→ **Direction**:
Select each of the lines below that contains the string "level", and copy them.

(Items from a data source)
-=-=-

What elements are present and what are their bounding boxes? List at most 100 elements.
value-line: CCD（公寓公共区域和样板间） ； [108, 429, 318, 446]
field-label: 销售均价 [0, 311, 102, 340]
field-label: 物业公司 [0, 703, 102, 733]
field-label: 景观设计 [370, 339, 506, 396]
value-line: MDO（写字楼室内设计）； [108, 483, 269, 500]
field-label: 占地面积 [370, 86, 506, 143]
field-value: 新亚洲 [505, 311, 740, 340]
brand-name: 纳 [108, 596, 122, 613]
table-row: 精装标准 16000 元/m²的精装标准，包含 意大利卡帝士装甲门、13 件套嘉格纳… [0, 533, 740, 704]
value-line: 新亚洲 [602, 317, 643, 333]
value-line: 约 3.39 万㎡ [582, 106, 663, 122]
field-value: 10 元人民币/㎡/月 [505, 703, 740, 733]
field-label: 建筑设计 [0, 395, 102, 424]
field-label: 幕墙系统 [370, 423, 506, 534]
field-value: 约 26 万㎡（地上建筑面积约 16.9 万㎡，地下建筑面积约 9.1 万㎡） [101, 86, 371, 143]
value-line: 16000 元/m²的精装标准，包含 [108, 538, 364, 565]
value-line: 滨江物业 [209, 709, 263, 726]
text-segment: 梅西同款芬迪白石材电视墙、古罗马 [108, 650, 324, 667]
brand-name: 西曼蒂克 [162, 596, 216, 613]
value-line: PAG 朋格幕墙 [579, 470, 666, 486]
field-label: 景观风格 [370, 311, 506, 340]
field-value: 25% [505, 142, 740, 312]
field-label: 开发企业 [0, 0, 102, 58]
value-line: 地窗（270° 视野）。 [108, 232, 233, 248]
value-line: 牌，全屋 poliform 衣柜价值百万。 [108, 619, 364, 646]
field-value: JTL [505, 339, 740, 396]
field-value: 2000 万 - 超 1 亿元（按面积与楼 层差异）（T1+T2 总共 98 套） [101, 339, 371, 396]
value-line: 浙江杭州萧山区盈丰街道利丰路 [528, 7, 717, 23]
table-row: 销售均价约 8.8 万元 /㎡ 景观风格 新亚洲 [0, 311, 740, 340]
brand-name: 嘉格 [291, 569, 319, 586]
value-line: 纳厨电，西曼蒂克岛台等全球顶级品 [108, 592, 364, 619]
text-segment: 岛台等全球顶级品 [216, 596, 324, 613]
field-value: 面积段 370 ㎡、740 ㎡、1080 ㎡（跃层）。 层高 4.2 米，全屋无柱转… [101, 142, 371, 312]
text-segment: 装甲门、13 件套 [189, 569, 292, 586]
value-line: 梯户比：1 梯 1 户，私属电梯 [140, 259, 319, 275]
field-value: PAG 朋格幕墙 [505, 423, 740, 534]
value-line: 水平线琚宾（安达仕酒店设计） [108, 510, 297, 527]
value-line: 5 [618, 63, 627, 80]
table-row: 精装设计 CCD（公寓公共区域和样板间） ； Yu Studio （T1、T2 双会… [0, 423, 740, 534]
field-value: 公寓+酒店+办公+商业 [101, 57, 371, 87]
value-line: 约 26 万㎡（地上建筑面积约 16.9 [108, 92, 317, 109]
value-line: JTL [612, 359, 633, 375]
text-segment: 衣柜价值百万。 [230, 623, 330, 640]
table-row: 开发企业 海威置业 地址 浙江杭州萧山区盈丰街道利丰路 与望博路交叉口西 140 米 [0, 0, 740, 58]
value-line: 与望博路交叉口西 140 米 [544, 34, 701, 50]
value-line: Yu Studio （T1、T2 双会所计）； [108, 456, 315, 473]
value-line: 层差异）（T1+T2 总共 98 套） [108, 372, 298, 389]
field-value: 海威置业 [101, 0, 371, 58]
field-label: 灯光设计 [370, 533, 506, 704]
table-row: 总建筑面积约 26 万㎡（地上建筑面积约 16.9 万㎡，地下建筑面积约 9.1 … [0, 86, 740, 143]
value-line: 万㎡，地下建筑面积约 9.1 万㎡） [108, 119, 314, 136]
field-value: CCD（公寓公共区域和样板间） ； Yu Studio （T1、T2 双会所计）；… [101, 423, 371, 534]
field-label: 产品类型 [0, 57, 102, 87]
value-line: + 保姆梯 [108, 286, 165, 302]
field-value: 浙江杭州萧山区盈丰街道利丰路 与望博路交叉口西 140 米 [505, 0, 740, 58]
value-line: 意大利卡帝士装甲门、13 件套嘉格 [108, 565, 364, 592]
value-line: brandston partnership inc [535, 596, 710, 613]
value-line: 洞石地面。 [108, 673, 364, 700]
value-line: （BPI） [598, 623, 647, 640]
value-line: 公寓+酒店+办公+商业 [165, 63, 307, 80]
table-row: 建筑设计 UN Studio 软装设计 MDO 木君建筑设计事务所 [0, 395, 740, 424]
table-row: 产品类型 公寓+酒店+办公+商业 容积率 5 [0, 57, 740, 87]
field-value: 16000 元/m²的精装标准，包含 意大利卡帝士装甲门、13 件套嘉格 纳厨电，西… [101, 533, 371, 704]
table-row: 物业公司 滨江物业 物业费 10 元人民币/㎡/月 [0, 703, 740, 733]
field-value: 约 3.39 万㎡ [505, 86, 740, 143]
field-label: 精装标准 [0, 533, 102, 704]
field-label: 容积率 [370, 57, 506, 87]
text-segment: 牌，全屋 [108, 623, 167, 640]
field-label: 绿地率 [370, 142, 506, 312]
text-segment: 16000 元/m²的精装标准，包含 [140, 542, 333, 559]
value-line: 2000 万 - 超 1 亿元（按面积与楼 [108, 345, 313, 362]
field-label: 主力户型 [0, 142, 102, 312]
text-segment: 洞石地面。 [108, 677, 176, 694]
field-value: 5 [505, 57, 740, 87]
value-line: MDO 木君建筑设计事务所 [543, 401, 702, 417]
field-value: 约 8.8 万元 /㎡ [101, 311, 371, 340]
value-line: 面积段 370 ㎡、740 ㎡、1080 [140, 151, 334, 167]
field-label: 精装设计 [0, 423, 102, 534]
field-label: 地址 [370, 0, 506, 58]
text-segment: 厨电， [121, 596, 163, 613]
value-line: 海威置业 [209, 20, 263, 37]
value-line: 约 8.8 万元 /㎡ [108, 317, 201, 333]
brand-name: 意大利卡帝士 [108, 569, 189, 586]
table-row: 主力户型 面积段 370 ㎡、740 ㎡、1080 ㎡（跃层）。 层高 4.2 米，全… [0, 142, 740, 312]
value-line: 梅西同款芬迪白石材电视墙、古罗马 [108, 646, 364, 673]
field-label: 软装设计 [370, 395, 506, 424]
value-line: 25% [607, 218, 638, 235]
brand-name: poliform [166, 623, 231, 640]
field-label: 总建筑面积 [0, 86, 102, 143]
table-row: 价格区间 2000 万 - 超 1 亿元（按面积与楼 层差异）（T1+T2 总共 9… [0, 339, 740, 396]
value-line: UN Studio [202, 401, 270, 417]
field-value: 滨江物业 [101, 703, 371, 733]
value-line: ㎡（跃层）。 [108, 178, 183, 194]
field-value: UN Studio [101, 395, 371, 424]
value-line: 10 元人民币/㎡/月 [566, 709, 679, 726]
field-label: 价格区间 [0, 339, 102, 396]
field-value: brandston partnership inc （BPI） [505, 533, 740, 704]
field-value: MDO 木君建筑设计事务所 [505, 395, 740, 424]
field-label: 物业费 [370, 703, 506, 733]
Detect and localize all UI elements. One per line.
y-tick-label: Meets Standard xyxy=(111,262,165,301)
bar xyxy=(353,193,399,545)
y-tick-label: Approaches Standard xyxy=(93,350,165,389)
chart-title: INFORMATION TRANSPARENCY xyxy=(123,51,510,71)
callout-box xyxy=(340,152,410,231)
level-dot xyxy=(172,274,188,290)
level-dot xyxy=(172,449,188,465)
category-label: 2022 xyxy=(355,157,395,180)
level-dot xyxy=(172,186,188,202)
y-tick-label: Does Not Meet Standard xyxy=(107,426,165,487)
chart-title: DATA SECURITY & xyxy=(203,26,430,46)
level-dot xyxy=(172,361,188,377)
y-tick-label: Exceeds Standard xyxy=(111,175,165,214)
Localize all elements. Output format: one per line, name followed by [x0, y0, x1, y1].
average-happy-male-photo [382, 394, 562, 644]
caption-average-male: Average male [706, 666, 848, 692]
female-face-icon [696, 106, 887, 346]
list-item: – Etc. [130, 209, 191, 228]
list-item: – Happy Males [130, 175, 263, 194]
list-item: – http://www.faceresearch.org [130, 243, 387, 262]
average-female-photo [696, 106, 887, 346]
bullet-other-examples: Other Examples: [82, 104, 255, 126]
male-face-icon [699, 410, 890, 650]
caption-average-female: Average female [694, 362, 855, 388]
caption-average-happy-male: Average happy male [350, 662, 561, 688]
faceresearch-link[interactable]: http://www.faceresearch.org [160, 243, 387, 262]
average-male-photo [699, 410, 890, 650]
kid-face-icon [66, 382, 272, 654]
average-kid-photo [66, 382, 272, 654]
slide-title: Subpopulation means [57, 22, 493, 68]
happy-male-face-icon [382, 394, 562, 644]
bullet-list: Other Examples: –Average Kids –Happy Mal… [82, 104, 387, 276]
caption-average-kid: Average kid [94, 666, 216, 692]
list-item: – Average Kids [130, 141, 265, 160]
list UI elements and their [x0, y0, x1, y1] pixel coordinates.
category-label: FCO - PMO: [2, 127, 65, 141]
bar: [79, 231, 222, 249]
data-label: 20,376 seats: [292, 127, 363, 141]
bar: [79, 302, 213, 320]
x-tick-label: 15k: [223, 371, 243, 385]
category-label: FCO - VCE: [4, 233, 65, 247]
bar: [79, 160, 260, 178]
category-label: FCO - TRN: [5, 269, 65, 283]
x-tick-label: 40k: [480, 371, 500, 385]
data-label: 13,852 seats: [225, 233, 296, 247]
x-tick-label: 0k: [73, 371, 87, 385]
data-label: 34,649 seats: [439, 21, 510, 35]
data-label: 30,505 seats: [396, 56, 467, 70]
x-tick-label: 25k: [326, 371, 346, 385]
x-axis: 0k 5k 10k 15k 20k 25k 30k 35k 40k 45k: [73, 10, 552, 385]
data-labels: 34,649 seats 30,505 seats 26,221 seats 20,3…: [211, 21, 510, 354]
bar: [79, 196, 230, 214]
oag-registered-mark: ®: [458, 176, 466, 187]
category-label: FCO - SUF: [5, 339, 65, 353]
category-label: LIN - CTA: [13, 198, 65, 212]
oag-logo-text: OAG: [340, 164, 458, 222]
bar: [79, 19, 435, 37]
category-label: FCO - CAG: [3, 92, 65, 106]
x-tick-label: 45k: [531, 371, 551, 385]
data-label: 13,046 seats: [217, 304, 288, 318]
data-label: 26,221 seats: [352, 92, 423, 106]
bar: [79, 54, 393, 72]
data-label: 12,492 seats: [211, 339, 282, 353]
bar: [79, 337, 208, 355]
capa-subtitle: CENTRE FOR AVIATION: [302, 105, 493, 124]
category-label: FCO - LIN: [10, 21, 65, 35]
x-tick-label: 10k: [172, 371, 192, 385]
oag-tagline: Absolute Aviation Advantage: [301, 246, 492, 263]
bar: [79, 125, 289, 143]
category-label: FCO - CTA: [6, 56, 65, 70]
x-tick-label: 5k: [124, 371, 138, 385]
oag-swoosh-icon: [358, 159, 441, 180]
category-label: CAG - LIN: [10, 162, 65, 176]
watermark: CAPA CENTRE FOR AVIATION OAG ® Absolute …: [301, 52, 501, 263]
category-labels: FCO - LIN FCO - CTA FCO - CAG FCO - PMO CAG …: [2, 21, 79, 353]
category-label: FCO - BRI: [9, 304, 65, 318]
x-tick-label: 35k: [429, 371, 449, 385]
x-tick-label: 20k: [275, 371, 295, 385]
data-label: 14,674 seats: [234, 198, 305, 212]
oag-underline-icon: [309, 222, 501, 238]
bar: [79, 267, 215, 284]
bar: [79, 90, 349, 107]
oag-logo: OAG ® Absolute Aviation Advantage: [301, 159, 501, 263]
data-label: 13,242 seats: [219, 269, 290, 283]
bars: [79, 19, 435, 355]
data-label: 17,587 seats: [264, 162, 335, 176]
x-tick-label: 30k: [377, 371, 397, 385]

-=-=-

→ **Task output**:
level-dot xyxy=(172,274,188,290)
level-dot xyxy=(172,449,188,465)
level-dot xyxy=(172,186,188,202)
level-dot xyxy=(172,361,188,377)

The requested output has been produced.